Extracted records:
-*-

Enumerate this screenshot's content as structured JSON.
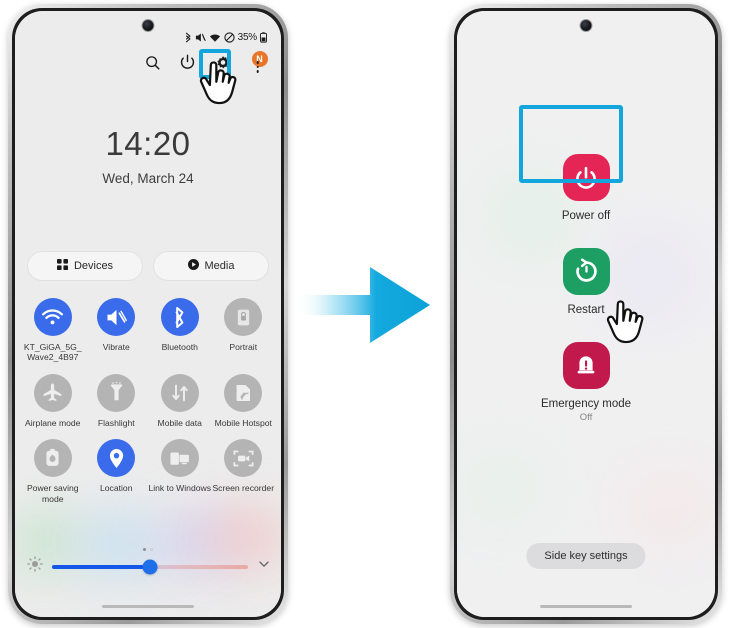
{
  "left_phone": {
    "name": "quick-settings-panel",
    "statusbar": {
      "icons": [
        "bluetooth-icon",
        "vibrate-icon",
        "wifi-icon",
        "do-not-disturb-icon"
      ],
      "battery_text": "35%",
      "battery_icon": "battery-icon"
    },
    "header_icons": [
      {
        "name": "search-icon",
        "glyph": "search"
      },
      {
        "name": "power-icon",
        "glyph": "power",
        "highlighted": true
      },
      {
        "name": "gear-icon",
        "glyph": "gear"
      },
      {
        "name": "more-options-icon",
        "glyph": "kebab",
        "badge": "N"
      }
    ],
    "clock": {
      "time": "14:20",
      "date": "Wed, March 24"
    },
    "pills": [
      {
        "label": "Devices",
        "icon": "devices-grid-icon"
      },
      {
        "label": "Media",
        "icon": "media-play-icon"
      }
    ],
    "tiles": [
      {
        "label": "KT_GiGA_5G_Wave2_4B97",
        "icon": "wifi-icon",
        "active": true
      },
      {
        "label": "Vibrate",
        "icon": "vibrate-icon",
        "active": true
      },
      {
        "label": "Bluetooth",
        "icon": "bluetooth-icon",
        "active": true
      },
      {
        "label": "Portrait",
        "icon": "rotation-lock-icon",
        "active": false
      },
      {
        "label": "Airplane mode",
        "icon": "airplane-icon",
        "active": false
      },
      {
        "label": "Flashlight",
        "icon": "flashlight-icon",
        "active": false
      },
      {
        "label": "Mobile data",
        "icon": "mobile-data-icon",
        "active": false
      },
      {
        "label": "Mobile Hotspot",
        "icon": "hotspot-icon",
        "active": false
      },
      {
        "label": "Power saving mode",
        "icon": "power-saving-icon",
        "active": false
      },
      {
        "label": "Location",
        "icon": "location-pin-icon",
        "active": true
      },
      {
        "label": "Link to Windows",
        "icon": "link-to-windows-icon",
        "active": false
      },
      {
        "label": "Screen recorder",
        "icon": "screen-recorder-icon",
        "active": false
      }
    ],
    "brightness": {
      "icon": "brightness-icon",
      "value_percent": 50,
      "expand_icon": "chevron-down-icon"
    }
  },
  "right_phone": {
    "name": "power-menu",
    "options": [
      {
        "label": "Power off",
        "sub": "",
        "icon": "power-off-icon",
        "color": "#e52555",
        "highlighted": false
      },
      {
        "label": "Restart",
        "sub": "",
        "icon": "restart-icon",
        "color": "#1d9e63",
        "highlighted": true
      },
      {
        "label": "Emergency mode",
        "sub": "Off",
        "icon": "emergency-mode-icon",
        "color": "#c2194d",
        "highlighted": false
      }
    ],
    "side_key_button": "Side key settings"
  },
  "annotations": {
    "highlight_color": "#13a6dc",
    "arrow_color": "#12a8dd",
    "cursor": "pointing-hand-cursor"
  }
}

-*-

YOUR TASK - Repeat the records in full, exactly as they appear, without the pictures.

EXPECTED ANSWER -
Enumerate this screenshot's content as structured JSON.
{
  "left_phone": {
    "name": "quick-settings-panel",
    "statusbar": {
      "icons": [
        "bluetooth-icon",
        "vibrate-icon",
        "wifi-icon",
        "do-not-disturb-icon"
      ],
      "battery_text": "35%",
      "battery_icon": "battery-icon"
    },
    "header_icons": [
      {
        "name": "search-icon",
        "glyph": "search"
      },
      {
        "name": "power-icon",
        "glyph": "power",
        "highlighted": true
      },
      {
        "name": "gear-icon",
        "glyph": "gear"
      },
      {
        "name": "more-options-icon",
        "glyph": "kebab",
        "badge": "N"
      }
    ],
    "clock": {
      "time": "14:20",
      "date": "Wed, March 24"
    },
    "pills": [
      {
        "label": "Devices",
        "icon": "devices-grid-icon"
      },
      {
        "label": "Media",
        "icon": "media-play-icon"
      }
    ],
    "tiles": [
      {
        "label": "KT_GiGA_5G_Wave2_4B97",
        "icon": "wifi-icon",
        "active": true
      },
      {
        "label": "Vibrate",
        "icon": "vibrate-icon",
        "active": true
      },
      {
        "label": "Bluetooth",
        "icon": "bluetooth-icon",
        "active": true
      },
      {
        "label": "Portrait",
        "icon": "rotation-lock-icon",
        "active": false
      },
      {
        "label": "Airplane mode",
        "icon": "airplane-icon",
        "active": false
      },
      {
        "label": "Flashlight",
        "icon": "flashlight-icon",
        "active": false
      },
      {
        "label": "Mobile data",
        "icon": "mobile-data-icon",
        "active": false
      },
      {
        "label": "Mobile Hotspot",
        "icon": "hotspot-icon",
        "active": false
      },
      {
        "label": "Power saving mode",
        "icon": "power-saving-icon",
        "active": false
      },
      {
        "label": "Location",
        "icon": "location-pin-icon",
        "active": true
      },
      {
        "label": "Link to Windows",
        "icon": "link-to-windows-icon",
        "active": false
      },
      {
        "label": "Screen recorder",
        "icon": "screen-recorder-icon",
        "active": false
      }
    ],
    "brightness": {
      "icon": "brightness-icon",
      "value_percent": 50,
      "expand_icon": "chevron-down-icon"
    }
  },
  "right_phone": {
    "name": "power-menu",
    "options": [
      {
        "label": "Power off",
        "sub": "",
        "icon": "power-off-icon",
        "color": "#e52555",
        "highlighted": false
      },
      {
        "label": "Restart",
        "sub": "",
        "icon": "restart-icon",
        "color": "#1d9e63",
        "highlighted": true
      },
      {
        "label": "Emergency mode",
        "sub": "Off",
        "icon": "emergency-mode-icon",
        "color": "#c2194d",
        "highlighted": false
      }
    ],
    "side_key_button": "Side key settings"
  },
  "annotations": {
    "highlight_color": "#13a6dc",
    "arrow_color": "#12a8dd",
    "cursor": "pointing-hand-cursor"
  }
}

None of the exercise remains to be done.